Short problem: Scan the material and copy every line in which "Errors" appears.

>> start Exercise material

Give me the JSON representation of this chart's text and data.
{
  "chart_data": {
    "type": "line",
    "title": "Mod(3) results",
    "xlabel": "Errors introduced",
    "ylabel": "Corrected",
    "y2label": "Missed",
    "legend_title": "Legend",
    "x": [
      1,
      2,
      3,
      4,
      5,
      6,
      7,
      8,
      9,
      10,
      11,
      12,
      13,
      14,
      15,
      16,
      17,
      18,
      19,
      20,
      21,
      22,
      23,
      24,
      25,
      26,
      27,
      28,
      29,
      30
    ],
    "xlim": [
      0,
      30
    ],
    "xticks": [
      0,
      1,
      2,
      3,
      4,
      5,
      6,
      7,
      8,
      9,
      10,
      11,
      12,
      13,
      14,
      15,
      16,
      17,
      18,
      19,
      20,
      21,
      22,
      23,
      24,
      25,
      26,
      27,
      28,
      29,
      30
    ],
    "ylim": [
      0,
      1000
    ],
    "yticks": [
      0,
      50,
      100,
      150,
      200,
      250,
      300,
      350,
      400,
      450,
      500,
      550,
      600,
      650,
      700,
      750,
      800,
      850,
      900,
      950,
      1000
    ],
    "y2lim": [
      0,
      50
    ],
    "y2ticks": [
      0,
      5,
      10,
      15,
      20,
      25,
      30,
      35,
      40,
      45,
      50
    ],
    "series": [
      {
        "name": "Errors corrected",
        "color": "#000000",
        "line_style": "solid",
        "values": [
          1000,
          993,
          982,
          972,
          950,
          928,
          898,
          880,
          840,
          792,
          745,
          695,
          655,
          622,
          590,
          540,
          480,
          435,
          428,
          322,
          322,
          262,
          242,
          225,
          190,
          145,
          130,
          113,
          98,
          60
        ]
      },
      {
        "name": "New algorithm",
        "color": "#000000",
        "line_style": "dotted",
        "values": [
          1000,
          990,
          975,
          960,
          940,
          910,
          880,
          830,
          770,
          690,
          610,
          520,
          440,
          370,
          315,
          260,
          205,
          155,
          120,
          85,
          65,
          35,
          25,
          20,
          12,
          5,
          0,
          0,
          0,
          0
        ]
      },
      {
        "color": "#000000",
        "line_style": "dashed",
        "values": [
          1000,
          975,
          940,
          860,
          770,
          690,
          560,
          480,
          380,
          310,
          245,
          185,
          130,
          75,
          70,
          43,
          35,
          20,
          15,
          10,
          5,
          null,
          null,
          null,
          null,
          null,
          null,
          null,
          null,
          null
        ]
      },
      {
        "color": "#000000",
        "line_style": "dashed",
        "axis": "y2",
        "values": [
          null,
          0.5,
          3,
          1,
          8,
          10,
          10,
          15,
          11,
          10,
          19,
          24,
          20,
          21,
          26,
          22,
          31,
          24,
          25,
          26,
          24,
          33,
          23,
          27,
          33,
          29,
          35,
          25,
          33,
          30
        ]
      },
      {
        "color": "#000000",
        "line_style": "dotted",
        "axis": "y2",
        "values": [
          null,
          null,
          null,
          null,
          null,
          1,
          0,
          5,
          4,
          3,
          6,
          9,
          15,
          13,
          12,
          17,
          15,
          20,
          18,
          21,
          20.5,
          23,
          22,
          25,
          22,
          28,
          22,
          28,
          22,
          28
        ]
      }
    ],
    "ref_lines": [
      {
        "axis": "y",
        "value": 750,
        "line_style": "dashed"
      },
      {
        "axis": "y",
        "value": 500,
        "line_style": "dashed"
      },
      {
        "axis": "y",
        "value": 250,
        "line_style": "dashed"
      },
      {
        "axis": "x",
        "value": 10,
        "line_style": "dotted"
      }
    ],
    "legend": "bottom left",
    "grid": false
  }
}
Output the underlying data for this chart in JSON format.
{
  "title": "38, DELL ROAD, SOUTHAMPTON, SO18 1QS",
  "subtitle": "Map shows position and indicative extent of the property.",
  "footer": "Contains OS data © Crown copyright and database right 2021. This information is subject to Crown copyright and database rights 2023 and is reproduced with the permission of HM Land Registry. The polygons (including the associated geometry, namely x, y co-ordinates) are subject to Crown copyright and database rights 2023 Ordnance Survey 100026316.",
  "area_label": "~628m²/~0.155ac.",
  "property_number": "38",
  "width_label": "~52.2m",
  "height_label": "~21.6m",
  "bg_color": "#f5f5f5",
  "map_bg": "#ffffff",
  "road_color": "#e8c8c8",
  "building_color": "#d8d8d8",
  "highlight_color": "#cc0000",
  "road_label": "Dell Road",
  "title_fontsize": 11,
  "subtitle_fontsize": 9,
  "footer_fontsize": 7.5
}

>> end Exercise material

Exercise answer:
    "xlabel": "Errors introduced",
        "name": "Errors corrected",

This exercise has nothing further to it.